Set problem: Go through the entries below and collect each line with the string "using" in it.

Stored dataset items
[start]

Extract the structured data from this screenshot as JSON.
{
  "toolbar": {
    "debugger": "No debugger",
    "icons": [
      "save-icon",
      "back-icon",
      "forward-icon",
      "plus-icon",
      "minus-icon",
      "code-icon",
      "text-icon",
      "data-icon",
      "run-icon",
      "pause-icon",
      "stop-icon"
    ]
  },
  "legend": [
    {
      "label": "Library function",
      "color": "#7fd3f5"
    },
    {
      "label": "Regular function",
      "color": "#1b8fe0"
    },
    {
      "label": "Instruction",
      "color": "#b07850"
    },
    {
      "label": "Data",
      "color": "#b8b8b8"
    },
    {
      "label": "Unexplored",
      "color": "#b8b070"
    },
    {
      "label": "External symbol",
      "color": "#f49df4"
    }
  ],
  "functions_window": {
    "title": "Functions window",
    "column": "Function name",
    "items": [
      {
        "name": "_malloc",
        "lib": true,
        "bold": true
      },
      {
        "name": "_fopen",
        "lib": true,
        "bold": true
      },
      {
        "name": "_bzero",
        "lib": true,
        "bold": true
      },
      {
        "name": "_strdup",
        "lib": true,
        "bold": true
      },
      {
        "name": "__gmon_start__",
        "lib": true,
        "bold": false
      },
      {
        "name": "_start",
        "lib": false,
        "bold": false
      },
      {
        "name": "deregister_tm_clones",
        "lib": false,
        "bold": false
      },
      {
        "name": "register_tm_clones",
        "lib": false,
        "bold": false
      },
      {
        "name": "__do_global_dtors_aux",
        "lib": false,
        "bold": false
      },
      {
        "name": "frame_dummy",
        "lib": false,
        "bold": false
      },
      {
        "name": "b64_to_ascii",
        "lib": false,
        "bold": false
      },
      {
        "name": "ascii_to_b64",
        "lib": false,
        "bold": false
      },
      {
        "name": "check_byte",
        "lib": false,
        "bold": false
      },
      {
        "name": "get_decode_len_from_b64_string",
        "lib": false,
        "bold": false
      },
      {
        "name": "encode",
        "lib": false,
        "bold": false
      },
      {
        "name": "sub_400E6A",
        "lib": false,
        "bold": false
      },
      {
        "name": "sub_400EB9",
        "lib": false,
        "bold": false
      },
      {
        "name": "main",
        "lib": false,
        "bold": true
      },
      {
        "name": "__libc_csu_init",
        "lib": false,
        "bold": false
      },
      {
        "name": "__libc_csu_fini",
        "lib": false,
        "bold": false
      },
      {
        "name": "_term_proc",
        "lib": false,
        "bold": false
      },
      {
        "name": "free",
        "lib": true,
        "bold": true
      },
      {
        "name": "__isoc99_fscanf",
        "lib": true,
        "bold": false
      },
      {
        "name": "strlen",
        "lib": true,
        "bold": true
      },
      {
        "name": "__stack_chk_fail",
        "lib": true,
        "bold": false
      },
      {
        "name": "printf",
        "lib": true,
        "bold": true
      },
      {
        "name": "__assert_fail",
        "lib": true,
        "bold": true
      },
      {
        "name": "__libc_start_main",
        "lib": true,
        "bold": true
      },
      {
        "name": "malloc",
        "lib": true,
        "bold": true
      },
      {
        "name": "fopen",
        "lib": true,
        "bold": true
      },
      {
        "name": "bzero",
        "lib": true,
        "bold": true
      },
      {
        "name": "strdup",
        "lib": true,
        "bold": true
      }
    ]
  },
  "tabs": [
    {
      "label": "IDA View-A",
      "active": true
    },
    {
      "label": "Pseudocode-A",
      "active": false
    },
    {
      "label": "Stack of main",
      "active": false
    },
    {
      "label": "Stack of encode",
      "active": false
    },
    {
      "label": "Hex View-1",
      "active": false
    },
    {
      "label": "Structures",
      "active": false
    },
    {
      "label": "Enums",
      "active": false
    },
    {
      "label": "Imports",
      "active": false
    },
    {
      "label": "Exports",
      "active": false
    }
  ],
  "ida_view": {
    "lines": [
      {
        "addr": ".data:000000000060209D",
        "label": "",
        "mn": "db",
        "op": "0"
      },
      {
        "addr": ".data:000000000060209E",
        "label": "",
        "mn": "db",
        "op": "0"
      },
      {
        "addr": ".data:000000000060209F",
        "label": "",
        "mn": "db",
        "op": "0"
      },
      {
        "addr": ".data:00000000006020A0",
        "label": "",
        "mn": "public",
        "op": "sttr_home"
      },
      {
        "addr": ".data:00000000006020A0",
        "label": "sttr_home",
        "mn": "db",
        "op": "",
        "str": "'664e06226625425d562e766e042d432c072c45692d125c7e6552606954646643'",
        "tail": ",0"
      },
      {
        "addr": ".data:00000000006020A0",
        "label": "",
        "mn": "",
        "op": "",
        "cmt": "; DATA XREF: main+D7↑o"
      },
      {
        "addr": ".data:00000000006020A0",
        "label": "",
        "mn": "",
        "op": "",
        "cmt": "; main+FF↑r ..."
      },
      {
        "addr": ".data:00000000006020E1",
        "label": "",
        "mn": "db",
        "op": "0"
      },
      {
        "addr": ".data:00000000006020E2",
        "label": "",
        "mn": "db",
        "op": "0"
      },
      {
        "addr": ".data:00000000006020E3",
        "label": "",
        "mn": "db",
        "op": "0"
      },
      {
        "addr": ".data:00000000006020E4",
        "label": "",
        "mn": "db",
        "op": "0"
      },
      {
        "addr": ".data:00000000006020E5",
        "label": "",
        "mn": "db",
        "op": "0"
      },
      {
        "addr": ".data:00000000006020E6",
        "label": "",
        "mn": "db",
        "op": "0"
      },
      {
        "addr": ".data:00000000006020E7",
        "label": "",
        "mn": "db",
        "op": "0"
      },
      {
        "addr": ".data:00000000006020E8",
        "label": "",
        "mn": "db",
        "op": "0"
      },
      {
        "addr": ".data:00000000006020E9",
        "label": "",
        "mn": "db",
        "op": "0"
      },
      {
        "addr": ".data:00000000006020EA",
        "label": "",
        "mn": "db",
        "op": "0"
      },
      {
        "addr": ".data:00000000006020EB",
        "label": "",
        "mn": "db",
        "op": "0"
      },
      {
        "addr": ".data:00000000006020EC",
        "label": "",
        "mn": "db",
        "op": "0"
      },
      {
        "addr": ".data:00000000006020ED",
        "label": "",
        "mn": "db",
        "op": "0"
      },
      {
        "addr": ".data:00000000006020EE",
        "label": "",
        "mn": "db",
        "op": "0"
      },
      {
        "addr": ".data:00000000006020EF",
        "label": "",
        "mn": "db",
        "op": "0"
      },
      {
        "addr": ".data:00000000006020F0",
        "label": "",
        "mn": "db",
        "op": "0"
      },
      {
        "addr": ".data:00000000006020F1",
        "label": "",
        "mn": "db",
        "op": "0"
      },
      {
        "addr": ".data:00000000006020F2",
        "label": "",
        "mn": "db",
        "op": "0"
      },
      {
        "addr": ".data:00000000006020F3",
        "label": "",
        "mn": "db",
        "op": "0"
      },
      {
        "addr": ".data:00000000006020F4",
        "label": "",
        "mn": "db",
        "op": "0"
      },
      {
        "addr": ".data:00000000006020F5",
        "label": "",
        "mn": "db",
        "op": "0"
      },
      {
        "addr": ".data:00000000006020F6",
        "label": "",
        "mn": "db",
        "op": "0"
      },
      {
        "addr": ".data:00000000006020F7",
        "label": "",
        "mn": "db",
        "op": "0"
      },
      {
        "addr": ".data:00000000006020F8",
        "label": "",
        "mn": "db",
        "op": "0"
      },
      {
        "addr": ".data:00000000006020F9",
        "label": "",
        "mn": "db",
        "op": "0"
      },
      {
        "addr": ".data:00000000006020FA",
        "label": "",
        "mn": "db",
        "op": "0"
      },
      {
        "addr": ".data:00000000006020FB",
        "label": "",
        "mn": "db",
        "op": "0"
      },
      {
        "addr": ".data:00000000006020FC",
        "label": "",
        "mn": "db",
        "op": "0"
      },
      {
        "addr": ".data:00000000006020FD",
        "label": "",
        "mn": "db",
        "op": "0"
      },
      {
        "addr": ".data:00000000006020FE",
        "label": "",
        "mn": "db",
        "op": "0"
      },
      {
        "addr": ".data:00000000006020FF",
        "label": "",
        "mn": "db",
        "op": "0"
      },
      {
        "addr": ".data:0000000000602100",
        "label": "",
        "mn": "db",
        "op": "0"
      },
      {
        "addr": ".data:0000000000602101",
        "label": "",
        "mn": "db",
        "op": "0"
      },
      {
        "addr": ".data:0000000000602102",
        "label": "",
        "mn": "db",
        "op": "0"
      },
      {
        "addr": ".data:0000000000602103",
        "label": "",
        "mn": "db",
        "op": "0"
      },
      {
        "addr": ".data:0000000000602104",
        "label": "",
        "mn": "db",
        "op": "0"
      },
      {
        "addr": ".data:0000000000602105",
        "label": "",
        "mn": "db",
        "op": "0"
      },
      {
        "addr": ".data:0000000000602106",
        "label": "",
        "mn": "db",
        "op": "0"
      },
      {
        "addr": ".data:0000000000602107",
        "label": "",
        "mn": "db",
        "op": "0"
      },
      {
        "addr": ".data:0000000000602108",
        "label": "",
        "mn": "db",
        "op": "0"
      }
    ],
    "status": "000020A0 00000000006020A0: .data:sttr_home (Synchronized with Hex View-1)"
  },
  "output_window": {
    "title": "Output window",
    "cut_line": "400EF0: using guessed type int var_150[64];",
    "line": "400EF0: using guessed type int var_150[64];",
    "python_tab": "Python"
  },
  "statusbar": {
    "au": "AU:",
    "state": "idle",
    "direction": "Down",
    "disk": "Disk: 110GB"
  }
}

[end]

Output for this exercise:
    "cut_line": "400EF0: using guessed type int var_150[64];",
    "line": "400EF0: using guessed type int var_150[64];",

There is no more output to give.